## What you will do
Return every line below as is, leaving out the pictures.

(Extracted data entries)
..............................
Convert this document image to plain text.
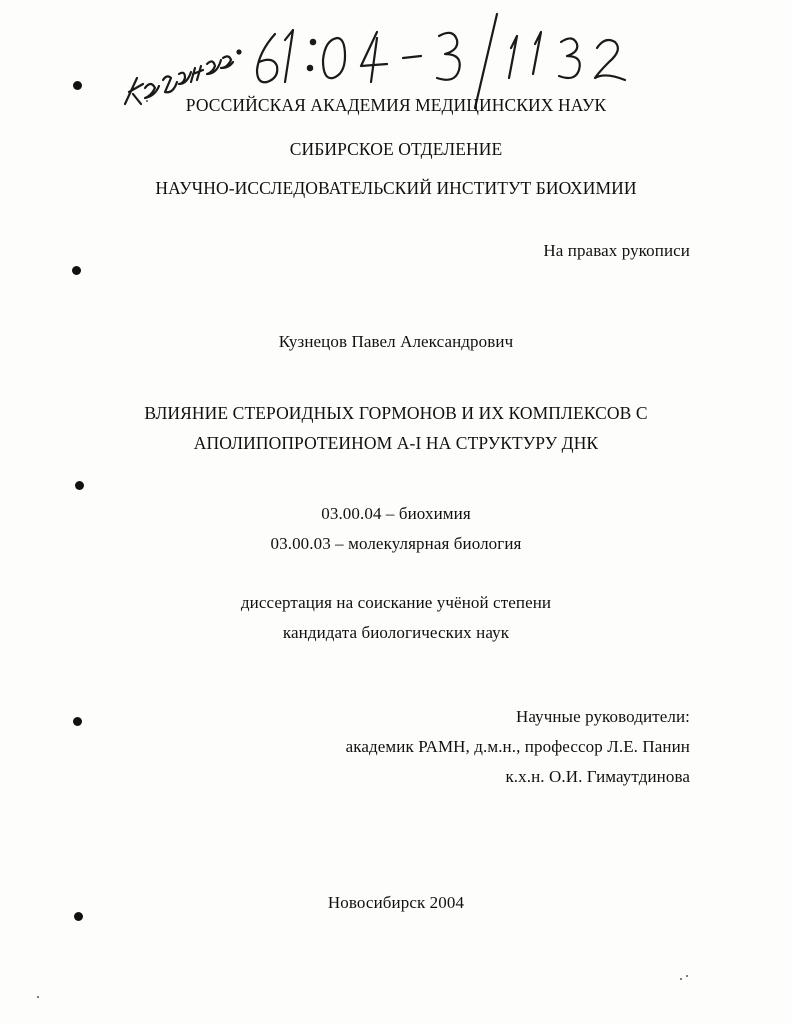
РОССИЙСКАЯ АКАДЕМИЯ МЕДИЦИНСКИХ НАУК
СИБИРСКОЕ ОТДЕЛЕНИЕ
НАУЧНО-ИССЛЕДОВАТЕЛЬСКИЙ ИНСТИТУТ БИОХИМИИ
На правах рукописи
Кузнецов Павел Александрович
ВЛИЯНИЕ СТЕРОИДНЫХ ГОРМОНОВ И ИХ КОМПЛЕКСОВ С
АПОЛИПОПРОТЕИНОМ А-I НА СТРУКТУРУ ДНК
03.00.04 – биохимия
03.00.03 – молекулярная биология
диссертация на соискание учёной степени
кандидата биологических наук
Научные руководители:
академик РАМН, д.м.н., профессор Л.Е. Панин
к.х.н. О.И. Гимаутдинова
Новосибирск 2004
..............................
## Answer in full
Convert this document image to plain text.
РОССИЙСКАЯ АКАДЕМИЯ МЕДИЦИНСКИХ НАУК
СИБИРСКОЕ ОТДЕЛЕНИЕ
НАУЧНО-ИССЛЕДОВАТЕЛЬСКИЙ ИНСТИТУТ БИОХИМИИ
На правах рукописи
Кузнецов Павел Александрович
ВЛИЯНИЕ СТЕРОИДНЫХ ГОРМОНОВ И ИХ КОМПЛЕКСОВ С
АПОЛИПОПРОТЕИНОМ А-I НА СТРУКТУРУ ДНК
03.00.04 – биохимия
03.00.03 – молекулярная биология
диссертация на соискание учёной степени
кандидата биологических наук
Научные руководители:
академик РАМН, д.м.н., профессор Л.Е. Панин
к.х.н. О.И. Гимаутдинова
Новосибирск 2004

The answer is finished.